===== Material provided =====

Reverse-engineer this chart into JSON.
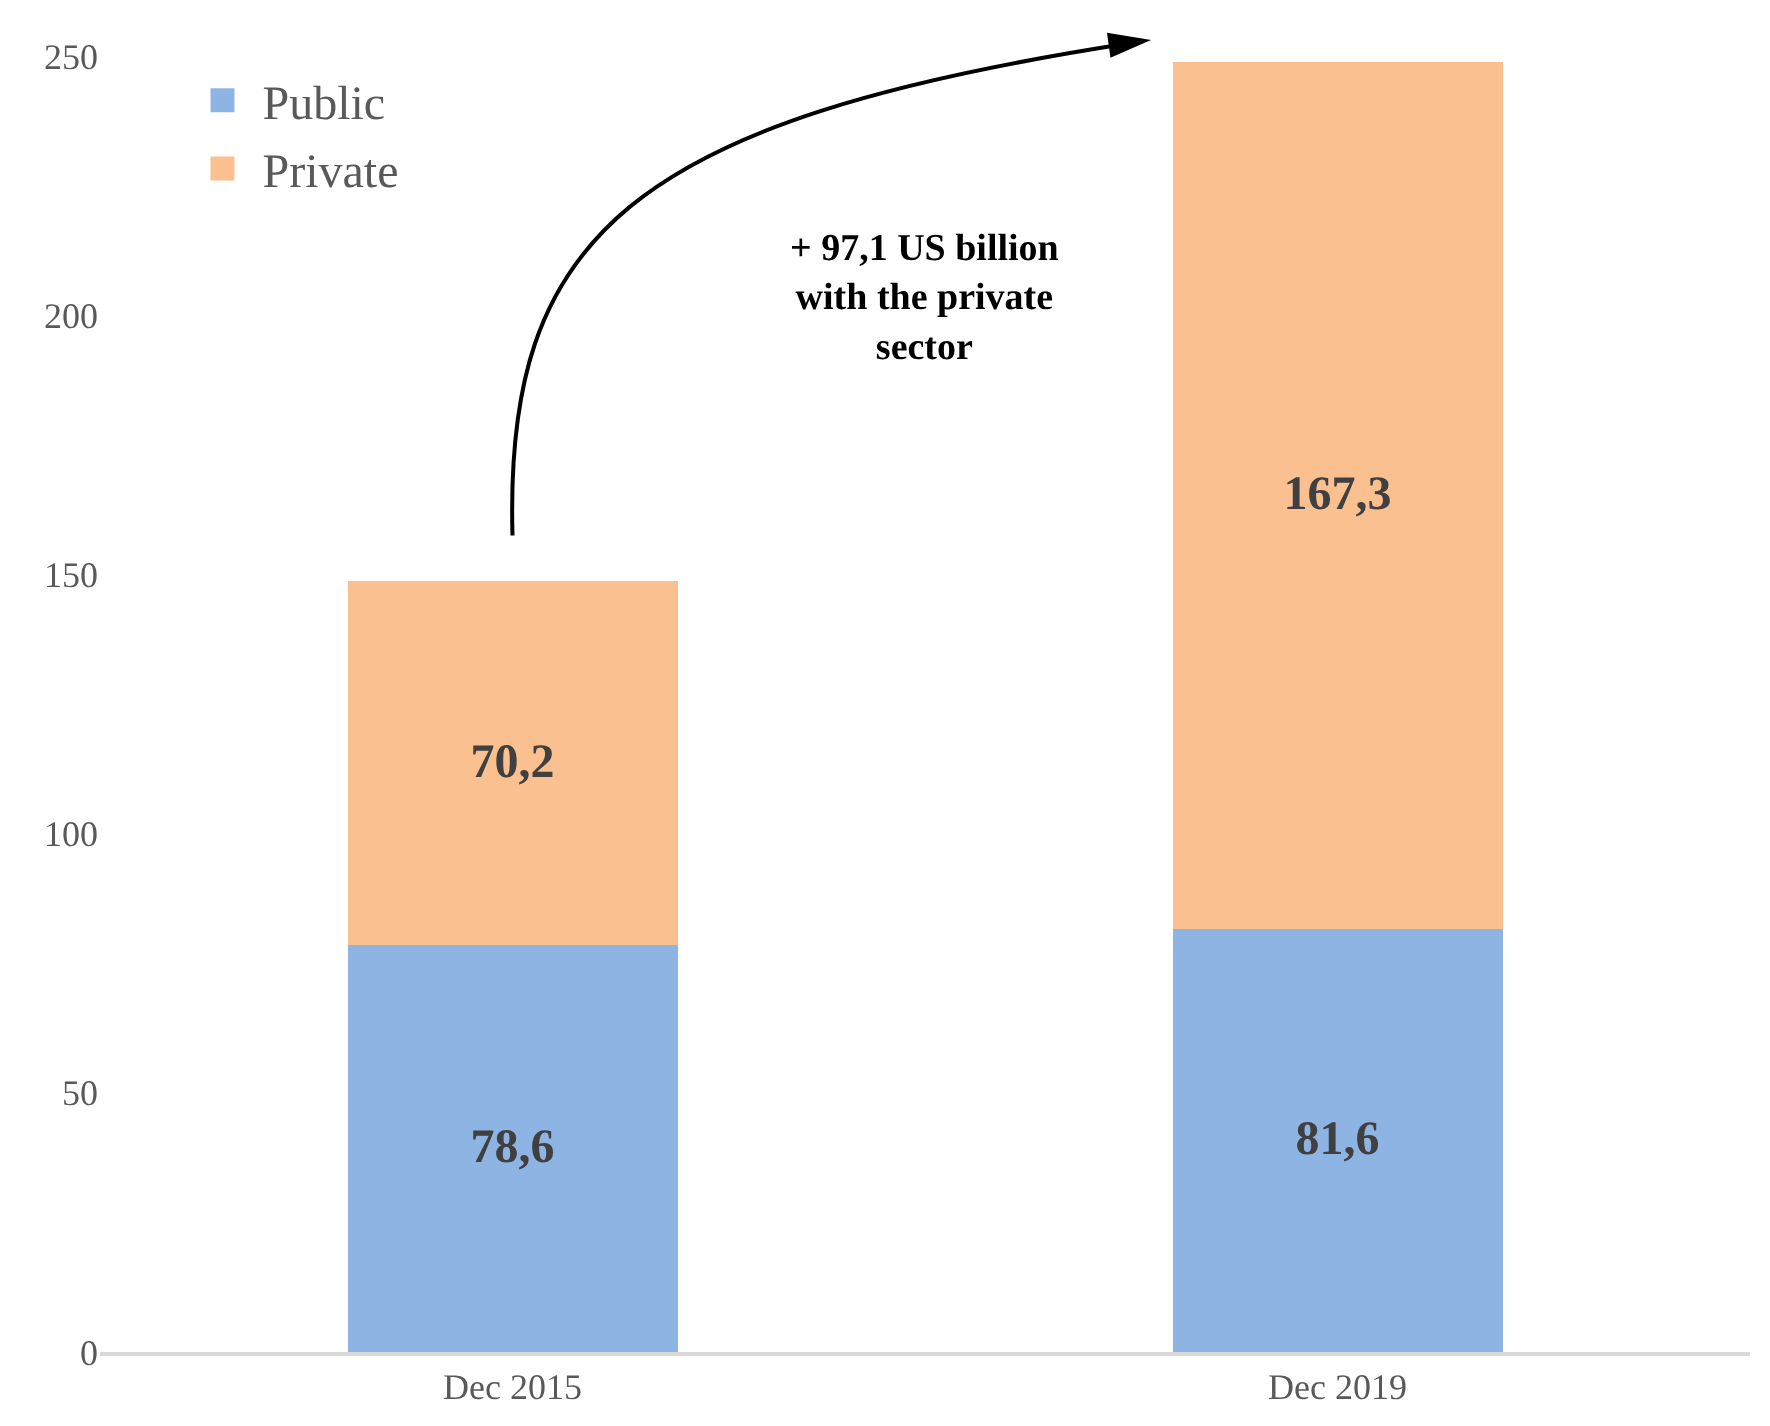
{
  "chart_data": {
    "type": "bar",
    "stacked": true,
    "categories": [
      "Dec 2015",
      "Dec 2019"
    ],
    "series": [
      {
        "name": "Public",
        "color": "#8eb4e3",
        "values": [
          78.6,
          81.6
        ],
        "value_labels": [
          "78,6",
          "81,6"
        ]
      },
      {
        "name": "Private",
        "color": "#fac090",
        "values": [
          70.2,
          167.3
        ],
        "value_labels": [
          "70,2",
          "167,3"
        ]
      }
    ],
    "ylim": [
      0,
      250
    ],
    "yticks": [
      0,
      50,
      100,
      150,
      200,
      250
    ],
    "grid": false,
    "legend": "top left",
    "annotations": [
      "+ 97,1 US billion\nwith the private\nsector"
    ]
  }
}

=====

Can you restate all the records above word for word while dropping the pictures?

## Exercise output
Reverse-engineer this chart into JSON.
{
  "chart_data": {
    "type": "bar",
    "stacked": true,
    "categories": [
      "Dec 2015",
      "Dec 2019"
    ],
    "series": [
      {
        "name": "Public",
        "color": "#8eb4e3",
        "values": [
          78.6,
          81.6
        ],
        "value_labels": [
          "78,6",
          "81,6"
        ]
      },
      {
        "name": "Private",
        "color": "#fac090",
        "values": [
          70.2,
          167.3
        ],
        "value_labels": [
          "70,2",
          "167,3"
        ]
      }
    ],
    "ylim": [
      0,
      250
    ],
    "yticks": [
      0,
      50,
      100,
      150,
      200,
      250
    ],
    "grid": false,
    "legend": "top left",
    "annotations": [
      "+ 97,1 US billion\nwith the private\nsector"
    ]
  }
}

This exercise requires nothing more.